[TASK REQUIREMENTS] Work out the number of lines containing "this". Give that number alone.

Data excerpts:
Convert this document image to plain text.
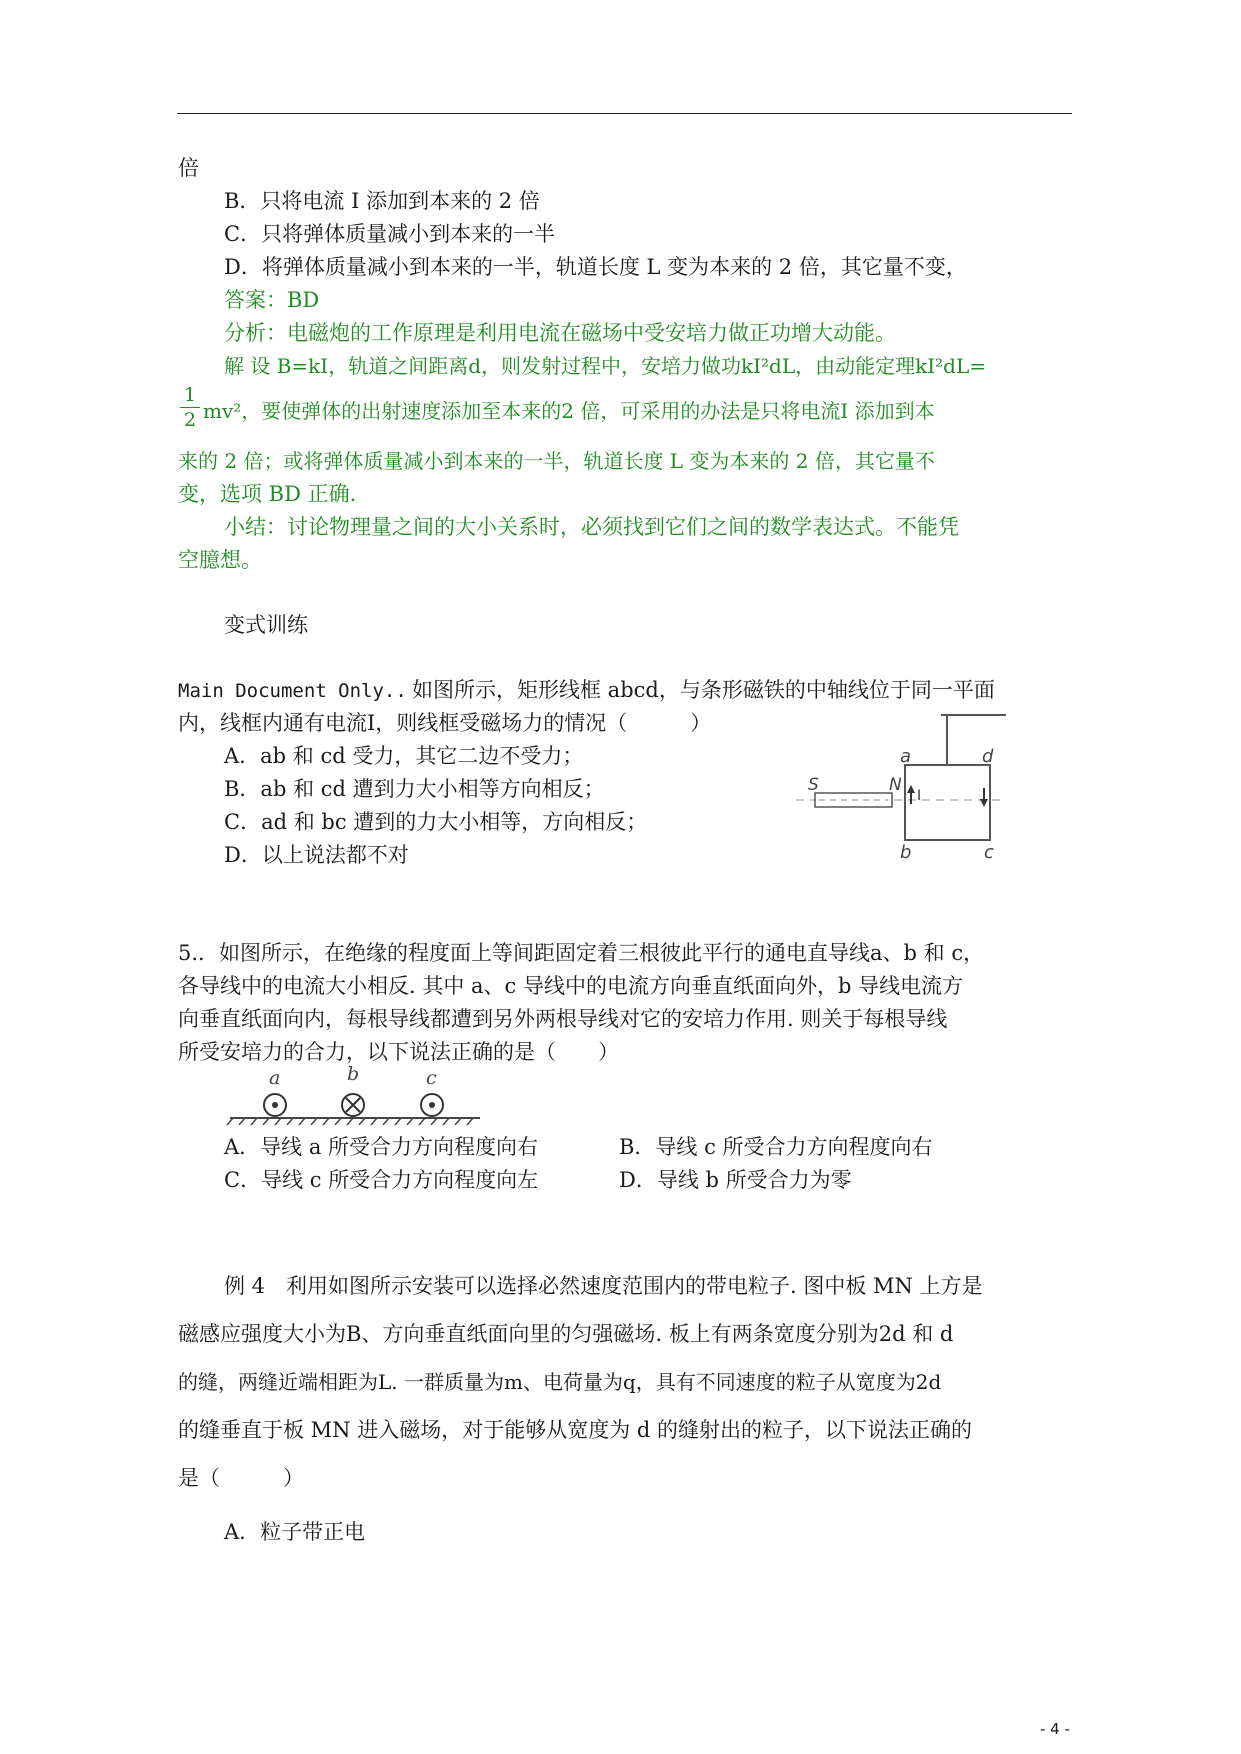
倍
B．只将电流 I 添加到本来的 2 倍
C．只将弹体质量减小到本来的一半
D．将弹体质量减小到本来的一半，轨道长度 L 变为本来的 2 倍，其它量不变，
答案：BD
分析：电磁炮的工作原理是利用电流在磁场中受安培力做正功增大动能。
解 设 B=kI，轨道之间距离d，则发射过程中，安培力做功kI²dL，由动能定理kI²dL=
1
2 mv²，要使弹体的出射速度添加至本来的2 倍，可采用的办法是只将电流I 添加到本
来的 2 倍；或将弹体质量减小到本来的一半，轨道长度 L 变为本来的 2 倍，其它量不
变，选项 BD 正确.
小结：讨论物理量之间的大小关系时，必须找到它们之间的数学表达式。不能凭
空臆想。
变式训练
Main Document Only.. 如图所示，矩形线框 abcd，与条形磁铁的中轴线位于同一平面
内，线框内通有电流I，则线框受磁场力的情况（　　　）
A．ab 和 cd 受力，其它二边不受力；
B．ab 和 cd 遭到力大小相等方向相反；
C．ad 和 bc 遭到的力大小相等，方向相反；
D．以上说法都不对
S	N
a	d
b	c
I
5.．如图所示，在绝缘的程度面上等间距固定着三根彼此平行的通电直导线a、b 和 c，
各导线中的电流大小相反. 其中 a、c 导线中的电流方向垂直纸面向外，b 导线电流方
向垂直纸面向内，每根导线都遭到另外两根导线对它的安培力作用. 则关于每根导线
所受安培力的合力，以下说法正确的是（　　）
a	b	c
A．导线 a 所受合力方向程度向右	B．导线 c 所受合力方向程度向右
C．导线 c 所受合力方向程度向左	D．导线 b 所受合力为零
例 4　利用如图所示安装可以选择必然速度范围内的带电粒子. 图中板 MN 上方是
磁感应强度大小为B、方向垂直纸面向里的匀强磁场. 板上有两条宽度分别为2d 和 d
的缝，两缝近端相距为L. 一群质量为m、电荷量为q，具有不同速度的粒子从宽度为2d
的缝垂直于板 MN 进入磁场，对于能够从宽度为 d 的缝射出的粒子，以下说法正确的
是（　　　）
A．粒子带正电
- 4 -
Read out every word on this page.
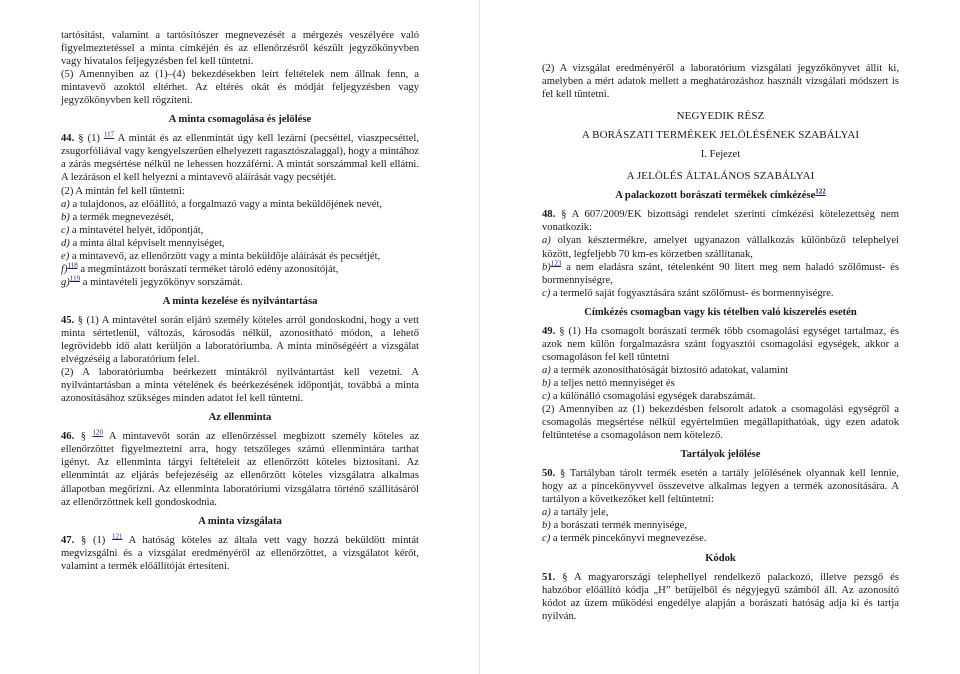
tartósítást, valamint a tartósítószer megnevezését a mérgezés veszélyére való figyelmeztetéssel a minta címkéjén és az ellenőrzésről készült jegyzőkönyvben vagy hivatalos feljegyzésben fel kell tüntetni.

(5) Amennyiben az (1)–(4) bekezdésekben leírt feltételek nem állnak fenn, a mintavevő azoktól eltérhet. Az eltérés okát és módját feljegyzésben vagy jegyzőkönyvben kell rögzíteni.

A minta csomagolása és jelölése

44. § (1) $^{117}$ A mintát és az ellenmintát úgy kell lezárni (pecséttel, viaszpecséttel, zsugorfóliával vagy kengyelszerűen elhelyezett ragasztószalaggal), hogy a mintához a zárás megsértése nélkül ne lehessen hozzáférni. A mintát sorszámmal kell ellátni. A lezáráson el kell helyezni a mintavevő aláírását vagy pecsétjét.

(2) A mintán fel kell tüntetni:

a) a tulajdonos, az előállító, a forgalmazó vagy a minta beküldőjének nevét,
b) a termék megnevezését,
c) a mintavétel helyét, időpontját,
d) a minta által képviselt mennyiséget,
e) a mintavevő, az ellenőrzött vagy a minta beküldője aláírását és pecsétjét,
f)$^{118}$ a megmintázott borászati terméket tároló edény azonosítóját,
g)$^{119}$ a mintavételi jegyzőkönyv sorszámát.
A minta kezelése és nyilvántartása

45. § (1) A mintavétel során eljáró személy köteles arról gondoskodni, hogy a vett minta sértetlenül, változás, károsodás nélkül, azonosítható módon, a lehető legrövidebb idő alatt kerüljön a laboratóriumba. A minta minőségéért a vizsgálat elvégzéséig a laboratórium felel.

(2) A laboratóriumba beérkezett mintákról nyilvántartást kell vezetni. A nyilvántartásban a minta vételének és beérkezésének időpontját, továbbá a minta azonosításához szükséges minden adatot fel kell tüntetni.

Az ellenminta

46. § $^{120}$ A mintavevőt során az ellenőrzéssel megbízott személy köteles az ellenőrzöttet figyelmeztetni arra, hogy tetszőleges számú ellenmintára tarthat igényt. Az ellenminta tárgyi feltételeit az ellenőrzött köteles biztosítani. Az ellenmintát az eljárás befejezéséig az ellenőrzött köteles vizsgálatra alkalmas állapotban megőrizni. Az ellenminta laboratóriumi vizsgálatra történő szállításáról az ellenőrzöttnek kell gondoskodnia.

A minta vizsgálata

47. § (1) $^{121}$ A hatóság köteles az általa vett vagy hozzá beküldött mintát megvizsgálni és a vizsgálat eredményéről az ellenőrzöttet, a vizsgálatot kérőt, valamint a termék előállítóját értesíteni.

(2) A vizsgálat eredményéről a laboratórium vizsgálati jegyzőkönyvet állít ki, amelyben a mért adatok mellett a meghatározáshoz használt vizsgálati módszert is fel kell tüntetni.

NEGYEDIK RÉSZ
A BORÁSZATI TERMÉKEK JELÖLÉSÉNEK SZABÁLYAI
I. Fejezet
A JELÖLÉS ÁLTALÁNOS SZABÁLYAI
A palackozott borászati termékek címkézése$^{122}$

48. § A 607/2009/EK bizottsági rendelet szerinti címkézési kötelezettség nem vonatkozik:

a) olyan késztermékre, amelyet ugyanazon vállalkozás különböző telephelyei között, legfeljebb 70 km-es körzetben szállítanak,

b)$^{123}$ a nem eladásra szánt, tételenként 90 litert meg nem haladó szőlőmust- és bormennyiségre,

c) a termelő saját fogyasztására szánt szőlőmust- és bormennyiségre.

Címkézés csomagban vagy kis tételben való kiszerelés esetén

49. § (1) Ha csomagolt borászati termék több csomagolási egységet tartalmaz, és azok nem külön forgalmazásra szánt fogyasztói csomagolási egységek, akkor a csomagoláson fel kell tüntetni

a) a termék azonosíthatóságát biztosító adatokat, valamint
b) a teljes nettó mennyiséget és
c) a különálló csomagolási egységek darabszámát.

(2) Amennyiben az (1) bekezdésben felsorolt adatok a csomagolási egységről a csomagolás megsértése nélkül egyértelműen megállapíthatóak, úgy ezen adatok feltüntetése a csomagoláson nem kötelező.

Tartályok jelölése

50. § Tartályban tárolt termék esetén a tartály jelölésének olyannak kell lennie, hogy az a pincekönyvvel összevetve alkalmas legyen a termék azonosítására. A tartályon a következőket kell feltüntetni:

a) a tartály jele,
b) a borászati termék mennyisége,
c) a termék pincekönyvi megnevezése.
Kódok

51. § A magyarországi telephellyel rendelkező palackozó, illetve pezsgő és habzóbor előállító kódja „H” betűjelből és négyjegyű számból áll. Az azonosító kódot az üzem működési engedélye alapján a borászati hatóság adja ki és tartja nyilván.
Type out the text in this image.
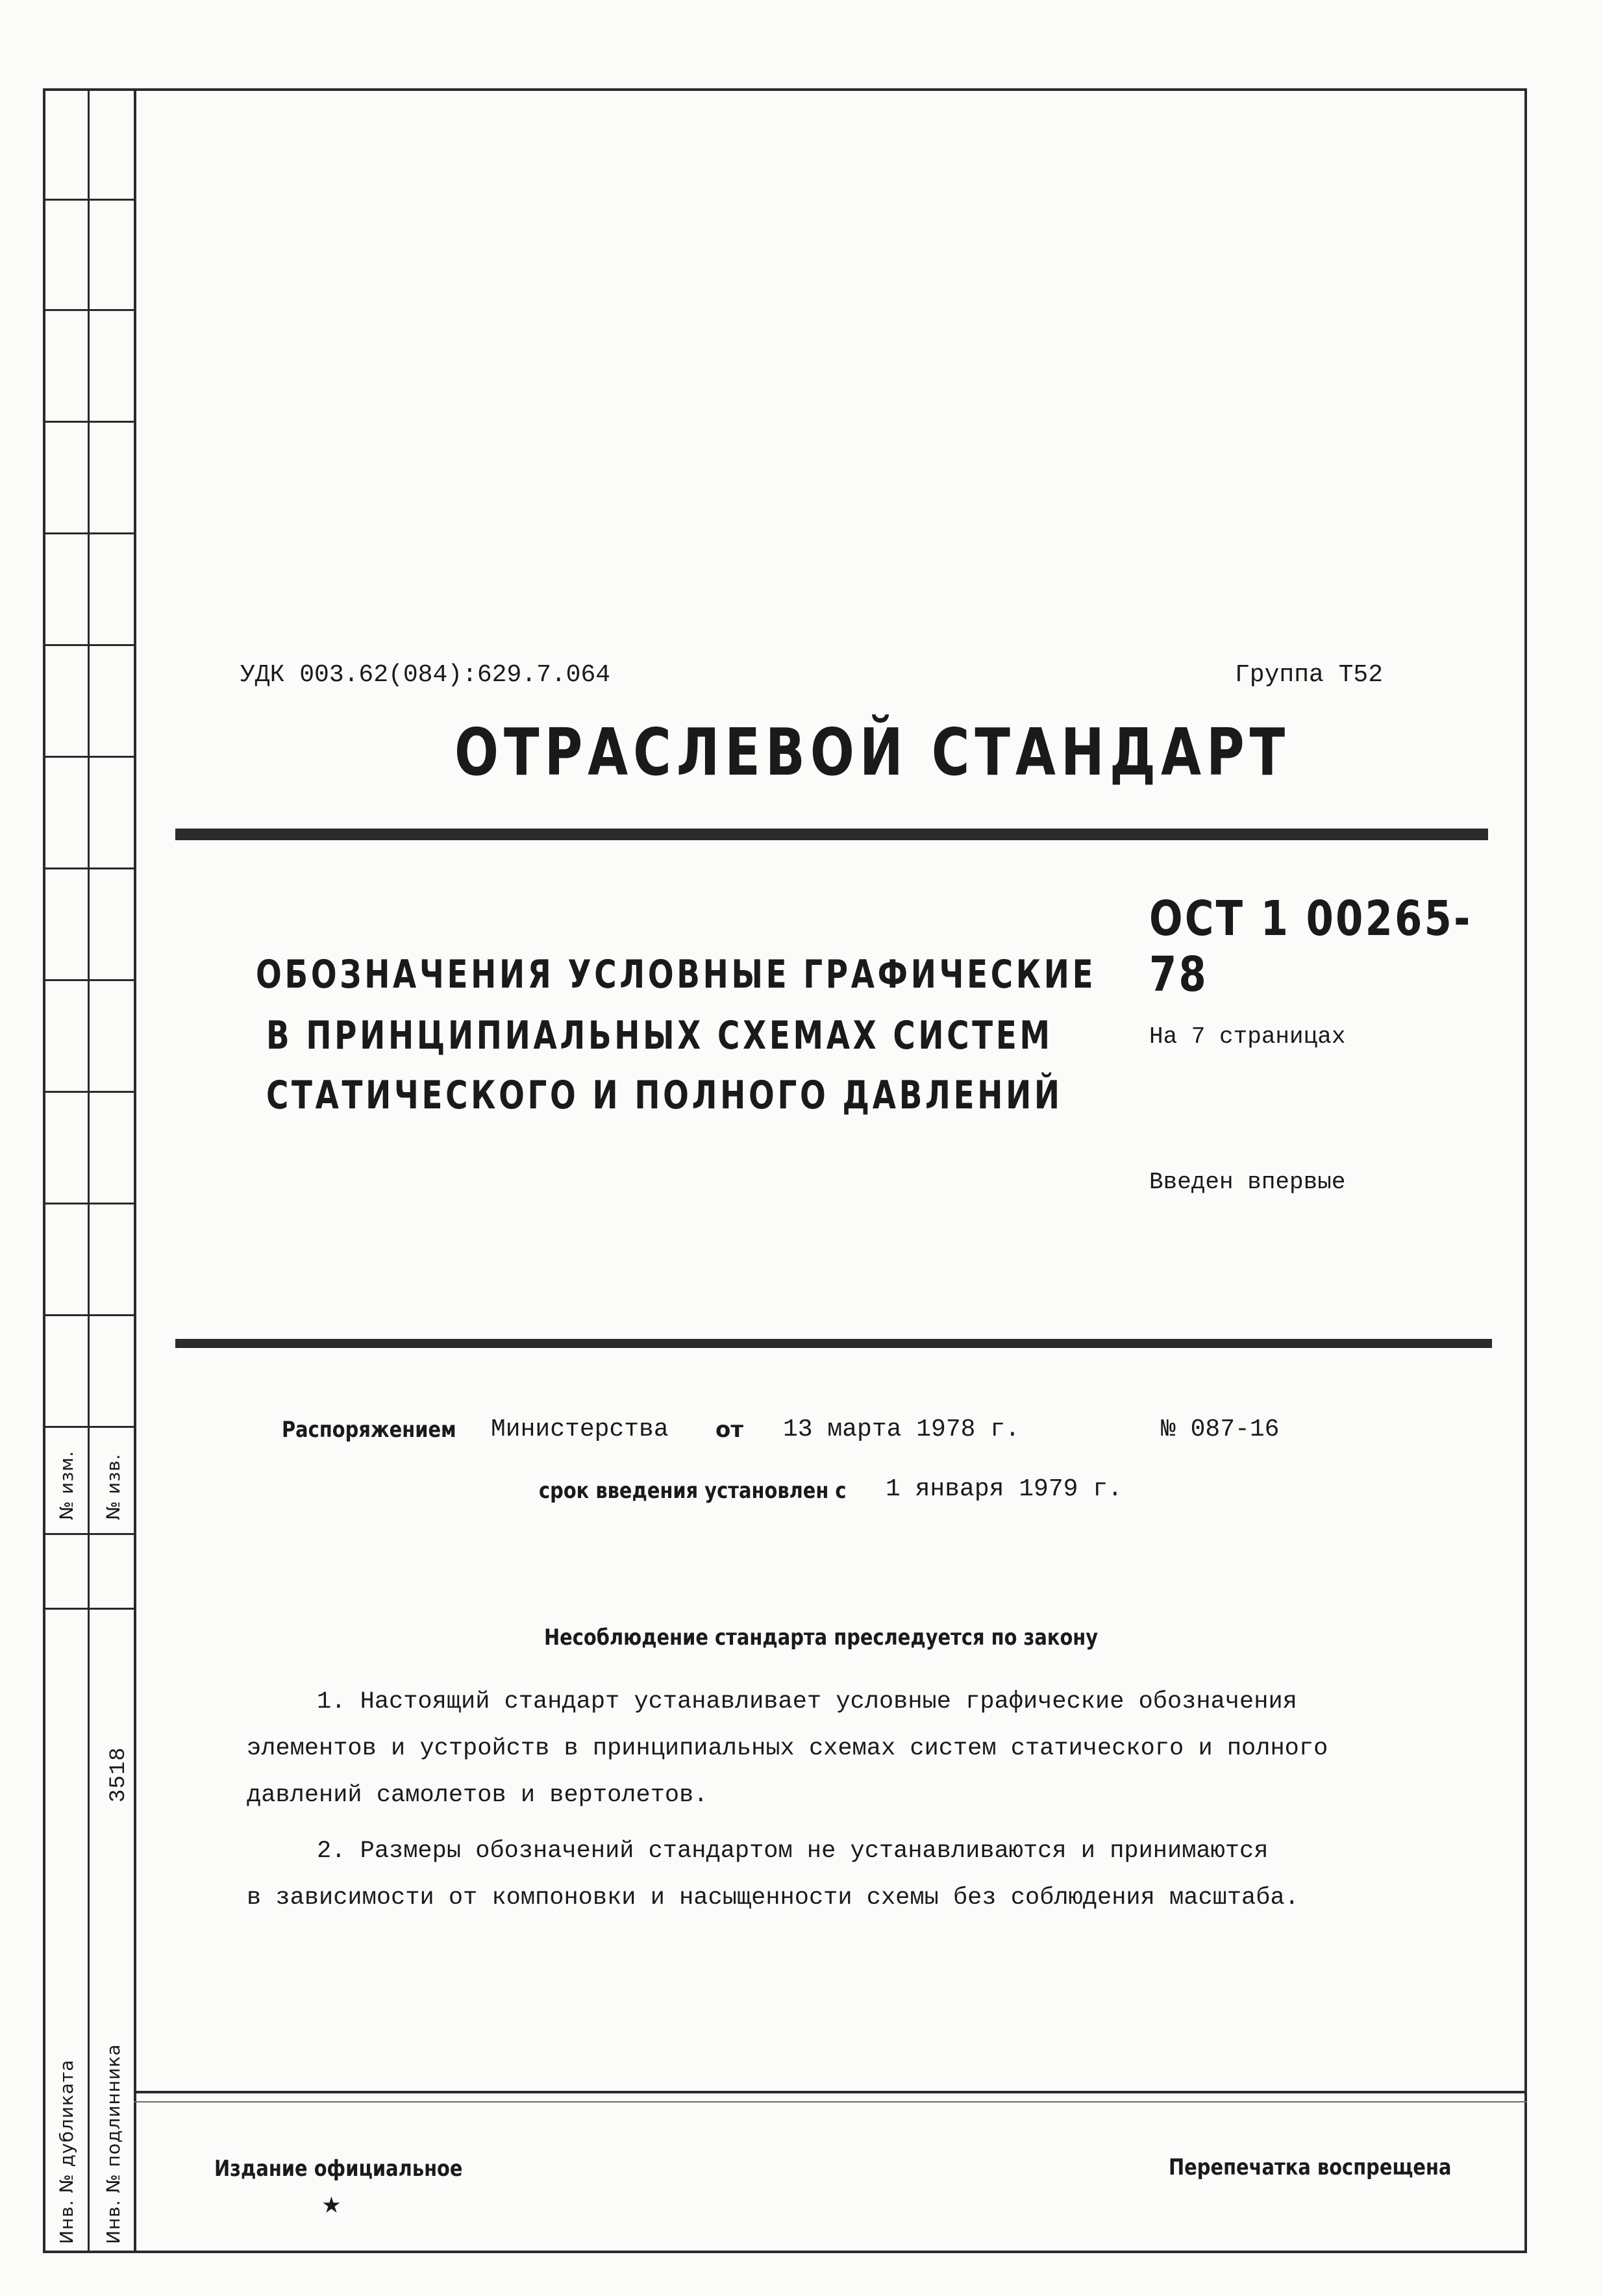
№ изм. № изв.
Инв. № дубликата Инв. № подлинника
3518
УДК 003.62(084):629.7.064	Группа Т52
ОТРАСЛЕВОЙ СТАНДАРТ
ОСТ 1 00265-78
ОБОЗНАЧЕНИЯ УСЛОВНЫЕ ГРАФИЧЕСКИЕ
В ПРИНЦИПИАЛЬНЫХ СХЕМАХ СИСТЕМ
СТАТИЧЕСКОГО И ПОЛНОГО ДАВЛЕНИЙ
На 7 страницах
Введен впервые
Распоряжением Министерства от 13 марта 1978 г.	№ 087-16
срок введения установлен с 1 января 1979 г.
Несоблюдение стандарта преследуется по закону
1. Настоящий стандарт устанавливает условные графические обозначения
элементов и устройств в принципиальных схемах систем статического и полного
давлений самолетов и вертолетов.
2. Размеры обозначений стандартом не устанавливаются и принимаются
в зависимости от компоновки и насыщенности схемы без соблюдения масштаба.
Издание официальное	Перепечатка воспрещена
★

[OUTPUT OF THE EXERCISE] 3